Return the lines below exactly, starting with the line that contains "Output a JSON" and stopping after the last line.

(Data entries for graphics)
------------------------------------

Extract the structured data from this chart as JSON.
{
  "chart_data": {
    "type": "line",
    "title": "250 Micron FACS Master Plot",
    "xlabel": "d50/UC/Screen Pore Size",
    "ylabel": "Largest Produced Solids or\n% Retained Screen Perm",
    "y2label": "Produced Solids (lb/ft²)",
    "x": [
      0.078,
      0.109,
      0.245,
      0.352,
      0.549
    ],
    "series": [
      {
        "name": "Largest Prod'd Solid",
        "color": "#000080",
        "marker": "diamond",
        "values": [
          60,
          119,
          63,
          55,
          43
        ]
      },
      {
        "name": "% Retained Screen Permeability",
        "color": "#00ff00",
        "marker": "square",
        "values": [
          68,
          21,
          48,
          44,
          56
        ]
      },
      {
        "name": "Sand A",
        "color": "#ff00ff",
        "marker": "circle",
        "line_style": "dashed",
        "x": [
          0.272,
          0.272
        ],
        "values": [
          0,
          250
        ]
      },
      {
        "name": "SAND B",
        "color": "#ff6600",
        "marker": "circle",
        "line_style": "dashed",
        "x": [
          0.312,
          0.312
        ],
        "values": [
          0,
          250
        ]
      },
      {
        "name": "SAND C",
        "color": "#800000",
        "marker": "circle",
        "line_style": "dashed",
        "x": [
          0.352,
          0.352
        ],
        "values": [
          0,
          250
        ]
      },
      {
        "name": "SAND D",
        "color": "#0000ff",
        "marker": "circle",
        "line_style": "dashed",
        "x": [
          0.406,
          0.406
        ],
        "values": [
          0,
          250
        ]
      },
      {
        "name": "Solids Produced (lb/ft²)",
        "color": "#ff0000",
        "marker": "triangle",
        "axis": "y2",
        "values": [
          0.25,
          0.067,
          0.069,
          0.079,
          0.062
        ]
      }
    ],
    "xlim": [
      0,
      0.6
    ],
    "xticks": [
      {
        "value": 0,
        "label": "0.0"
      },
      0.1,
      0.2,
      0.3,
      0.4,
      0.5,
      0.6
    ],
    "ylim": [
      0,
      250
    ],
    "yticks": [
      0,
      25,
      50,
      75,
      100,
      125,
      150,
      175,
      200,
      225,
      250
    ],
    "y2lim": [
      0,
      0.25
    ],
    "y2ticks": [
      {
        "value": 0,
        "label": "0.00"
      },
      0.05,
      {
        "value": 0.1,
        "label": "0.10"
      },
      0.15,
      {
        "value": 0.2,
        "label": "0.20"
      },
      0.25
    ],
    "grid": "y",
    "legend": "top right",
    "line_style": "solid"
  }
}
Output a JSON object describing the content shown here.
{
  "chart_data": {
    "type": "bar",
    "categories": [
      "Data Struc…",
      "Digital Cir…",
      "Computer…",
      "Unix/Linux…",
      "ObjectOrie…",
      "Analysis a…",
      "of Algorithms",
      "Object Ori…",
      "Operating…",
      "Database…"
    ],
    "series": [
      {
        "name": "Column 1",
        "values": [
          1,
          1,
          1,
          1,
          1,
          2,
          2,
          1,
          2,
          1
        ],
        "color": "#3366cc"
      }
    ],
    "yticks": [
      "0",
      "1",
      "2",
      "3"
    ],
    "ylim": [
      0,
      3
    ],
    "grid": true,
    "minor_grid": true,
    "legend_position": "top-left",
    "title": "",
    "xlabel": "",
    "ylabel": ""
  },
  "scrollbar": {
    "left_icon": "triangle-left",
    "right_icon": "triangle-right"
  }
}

------------------------------------

▶ _Reply to the task_
Output a JSON object describing the content shown here.
{
  "chart_data": {
    "type": "bar",
    "categories": [
      "Data Struc…",
      "Digital Cir…",
      "Computer…",
      "Unix/Linux…",
      "ObjectOrie…",
      "Analysis a…",
      "of Algorithms",
      "Object Ori…",
      "Operating…",
      "Database…"
    ],
    "series": [
      {
        "name": "Column 1",
        "values": [
          1,
          1,
          1,
          1,
          1,
          2,
          2,
          1,
          2,
          1
        ],
        "color": "#3366cc"
      }
    ],
    "yticks": [
      "0",
      "1",
      "2",
      "3"
    ],
    "ylim": [
      0,
      3
    ],
    "grid": true,
    "minor_grid": true,
    "legend_position": "top-left",
    "title": "",
    "xlabel": "",
    "ylabel": ""
  },
  "scrollbar": {
    "left_icon": "triangle-left",
    "right_icon": "triangle-right"
  }
}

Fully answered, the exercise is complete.